## OBJECTIVE:
Only the number is needed: how many lines of the records include "quantum"?
···
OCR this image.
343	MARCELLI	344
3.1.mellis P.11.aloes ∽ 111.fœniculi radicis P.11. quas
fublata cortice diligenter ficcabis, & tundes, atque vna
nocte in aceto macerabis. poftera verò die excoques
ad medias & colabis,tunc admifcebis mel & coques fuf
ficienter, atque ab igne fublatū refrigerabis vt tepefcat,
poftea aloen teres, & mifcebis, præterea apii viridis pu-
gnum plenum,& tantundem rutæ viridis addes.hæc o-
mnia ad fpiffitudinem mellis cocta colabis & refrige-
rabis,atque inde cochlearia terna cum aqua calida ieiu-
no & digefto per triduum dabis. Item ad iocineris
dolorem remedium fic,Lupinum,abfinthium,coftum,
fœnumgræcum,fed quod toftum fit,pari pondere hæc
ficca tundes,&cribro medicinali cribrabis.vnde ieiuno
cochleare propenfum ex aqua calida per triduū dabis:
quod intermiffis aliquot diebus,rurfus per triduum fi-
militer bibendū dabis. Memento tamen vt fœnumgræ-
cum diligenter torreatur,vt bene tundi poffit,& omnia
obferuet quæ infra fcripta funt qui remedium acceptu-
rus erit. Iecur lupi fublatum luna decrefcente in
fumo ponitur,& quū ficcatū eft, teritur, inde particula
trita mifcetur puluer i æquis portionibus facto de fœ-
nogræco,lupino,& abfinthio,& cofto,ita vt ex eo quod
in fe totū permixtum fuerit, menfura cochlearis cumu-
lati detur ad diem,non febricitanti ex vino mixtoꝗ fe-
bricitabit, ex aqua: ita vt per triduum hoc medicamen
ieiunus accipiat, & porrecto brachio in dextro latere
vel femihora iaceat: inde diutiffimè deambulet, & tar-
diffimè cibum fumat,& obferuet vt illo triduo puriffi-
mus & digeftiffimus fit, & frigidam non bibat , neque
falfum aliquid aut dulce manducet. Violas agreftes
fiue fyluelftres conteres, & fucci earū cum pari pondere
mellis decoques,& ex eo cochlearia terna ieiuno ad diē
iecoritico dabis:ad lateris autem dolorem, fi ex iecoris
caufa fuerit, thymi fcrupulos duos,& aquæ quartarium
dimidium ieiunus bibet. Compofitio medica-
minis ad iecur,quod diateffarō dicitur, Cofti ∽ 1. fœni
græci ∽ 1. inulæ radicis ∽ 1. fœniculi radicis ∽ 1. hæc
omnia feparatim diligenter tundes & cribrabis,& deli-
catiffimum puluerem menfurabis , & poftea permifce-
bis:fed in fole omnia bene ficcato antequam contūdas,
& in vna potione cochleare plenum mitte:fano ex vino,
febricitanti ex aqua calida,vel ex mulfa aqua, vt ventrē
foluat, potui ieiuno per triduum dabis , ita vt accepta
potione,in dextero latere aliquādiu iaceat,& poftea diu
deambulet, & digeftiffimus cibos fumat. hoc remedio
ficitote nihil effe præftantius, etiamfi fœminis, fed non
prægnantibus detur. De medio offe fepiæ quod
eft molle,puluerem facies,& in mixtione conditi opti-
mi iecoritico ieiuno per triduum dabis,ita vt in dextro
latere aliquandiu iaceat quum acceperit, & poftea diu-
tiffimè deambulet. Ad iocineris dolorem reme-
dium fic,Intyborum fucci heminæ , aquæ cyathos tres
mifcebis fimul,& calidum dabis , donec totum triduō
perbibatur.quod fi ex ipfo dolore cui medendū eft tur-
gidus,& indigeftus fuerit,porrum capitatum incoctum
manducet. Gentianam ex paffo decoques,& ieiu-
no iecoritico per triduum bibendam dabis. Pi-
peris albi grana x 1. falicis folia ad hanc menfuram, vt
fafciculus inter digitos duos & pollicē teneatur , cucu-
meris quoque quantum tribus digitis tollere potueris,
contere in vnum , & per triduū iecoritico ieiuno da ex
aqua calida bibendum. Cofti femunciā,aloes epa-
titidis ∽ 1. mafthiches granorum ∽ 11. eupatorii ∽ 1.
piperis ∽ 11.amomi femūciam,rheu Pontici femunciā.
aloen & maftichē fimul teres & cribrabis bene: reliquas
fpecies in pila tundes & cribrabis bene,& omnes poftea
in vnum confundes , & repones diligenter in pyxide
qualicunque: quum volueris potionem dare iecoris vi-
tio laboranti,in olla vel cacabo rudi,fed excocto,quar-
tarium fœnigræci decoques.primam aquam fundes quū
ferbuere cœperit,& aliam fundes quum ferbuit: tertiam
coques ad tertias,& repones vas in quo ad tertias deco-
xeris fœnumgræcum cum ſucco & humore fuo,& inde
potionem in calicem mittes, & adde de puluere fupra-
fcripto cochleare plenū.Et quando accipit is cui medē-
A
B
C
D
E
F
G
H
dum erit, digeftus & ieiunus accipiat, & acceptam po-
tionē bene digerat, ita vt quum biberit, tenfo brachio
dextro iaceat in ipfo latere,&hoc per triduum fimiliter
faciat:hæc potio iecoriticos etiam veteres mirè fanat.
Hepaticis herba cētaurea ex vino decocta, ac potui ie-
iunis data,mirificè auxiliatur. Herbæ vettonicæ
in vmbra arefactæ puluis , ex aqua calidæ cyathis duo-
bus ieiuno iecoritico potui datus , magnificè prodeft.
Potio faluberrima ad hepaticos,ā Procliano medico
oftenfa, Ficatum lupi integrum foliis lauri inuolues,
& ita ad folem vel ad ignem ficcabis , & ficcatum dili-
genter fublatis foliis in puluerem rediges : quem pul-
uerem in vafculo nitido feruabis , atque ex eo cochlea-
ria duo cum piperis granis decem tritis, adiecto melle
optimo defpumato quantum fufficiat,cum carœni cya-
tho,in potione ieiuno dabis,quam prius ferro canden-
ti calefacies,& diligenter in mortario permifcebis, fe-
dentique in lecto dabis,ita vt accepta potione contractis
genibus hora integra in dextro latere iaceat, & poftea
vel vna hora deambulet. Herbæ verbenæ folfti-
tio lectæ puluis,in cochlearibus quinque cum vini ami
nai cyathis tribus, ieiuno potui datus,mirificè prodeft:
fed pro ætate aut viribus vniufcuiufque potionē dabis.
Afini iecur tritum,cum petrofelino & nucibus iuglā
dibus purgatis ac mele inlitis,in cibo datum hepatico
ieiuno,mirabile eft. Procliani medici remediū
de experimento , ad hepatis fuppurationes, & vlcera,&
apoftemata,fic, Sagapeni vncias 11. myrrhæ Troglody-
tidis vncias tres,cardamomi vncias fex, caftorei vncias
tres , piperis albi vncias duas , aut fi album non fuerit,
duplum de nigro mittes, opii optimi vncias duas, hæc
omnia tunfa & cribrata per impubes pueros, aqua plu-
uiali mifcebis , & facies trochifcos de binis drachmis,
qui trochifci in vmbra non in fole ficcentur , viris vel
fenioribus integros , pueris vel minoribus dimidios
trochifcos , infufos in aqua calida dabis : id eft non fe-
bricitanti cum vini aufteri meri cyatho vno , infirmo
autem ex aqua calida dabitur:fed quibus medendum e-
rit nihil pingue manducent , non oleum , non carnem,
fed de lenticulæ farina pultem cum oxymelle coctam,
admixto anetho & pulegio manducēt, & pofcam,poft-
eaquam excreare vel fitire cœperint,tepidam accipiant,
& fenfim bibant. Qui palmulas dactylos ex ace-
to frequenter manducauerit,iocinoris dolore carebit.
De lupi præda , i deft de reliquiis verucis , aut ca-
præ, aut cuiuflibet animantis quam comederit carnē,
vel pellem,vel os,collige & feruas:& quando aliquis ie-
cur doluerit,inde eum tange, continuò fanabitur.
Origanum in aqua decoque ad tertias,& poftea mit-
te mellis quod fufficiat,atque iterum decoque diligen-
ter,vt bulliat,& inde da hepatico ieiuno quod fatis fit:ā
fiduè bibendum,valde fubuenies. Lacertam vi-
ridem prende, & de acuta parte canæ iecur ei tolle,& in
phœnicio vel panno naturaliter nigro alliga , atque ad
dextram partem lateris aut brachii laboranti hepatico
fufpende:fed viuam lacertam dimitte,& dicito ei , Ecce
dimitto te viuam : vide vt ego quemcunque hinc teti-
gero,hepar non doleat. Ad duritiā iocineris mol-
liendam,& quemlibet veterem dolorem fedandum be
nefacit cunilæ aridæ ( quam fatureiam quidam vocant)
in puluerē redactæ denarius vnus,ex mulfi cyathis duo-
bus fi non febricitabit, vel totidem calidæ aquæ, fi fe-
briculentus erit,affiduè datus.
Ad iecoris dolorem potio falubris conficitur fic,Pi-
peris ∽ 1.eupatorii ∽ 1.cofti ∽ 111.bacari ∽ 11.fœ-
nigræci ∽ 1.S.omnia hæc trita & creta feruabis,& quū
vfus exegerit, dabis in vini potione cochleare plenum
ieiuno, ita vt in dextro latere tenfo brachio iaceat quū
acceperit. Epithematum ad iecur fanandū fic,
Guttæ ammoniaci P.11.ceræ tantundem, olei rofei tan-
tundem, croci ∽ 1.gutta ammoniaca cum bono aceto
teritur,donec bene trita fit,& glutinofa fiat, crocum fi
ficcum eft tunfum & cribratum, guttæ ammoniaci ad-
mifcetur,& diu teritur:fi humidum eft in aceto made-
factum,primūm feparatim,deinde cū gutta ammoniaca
···
## ANSWER BELOW:
2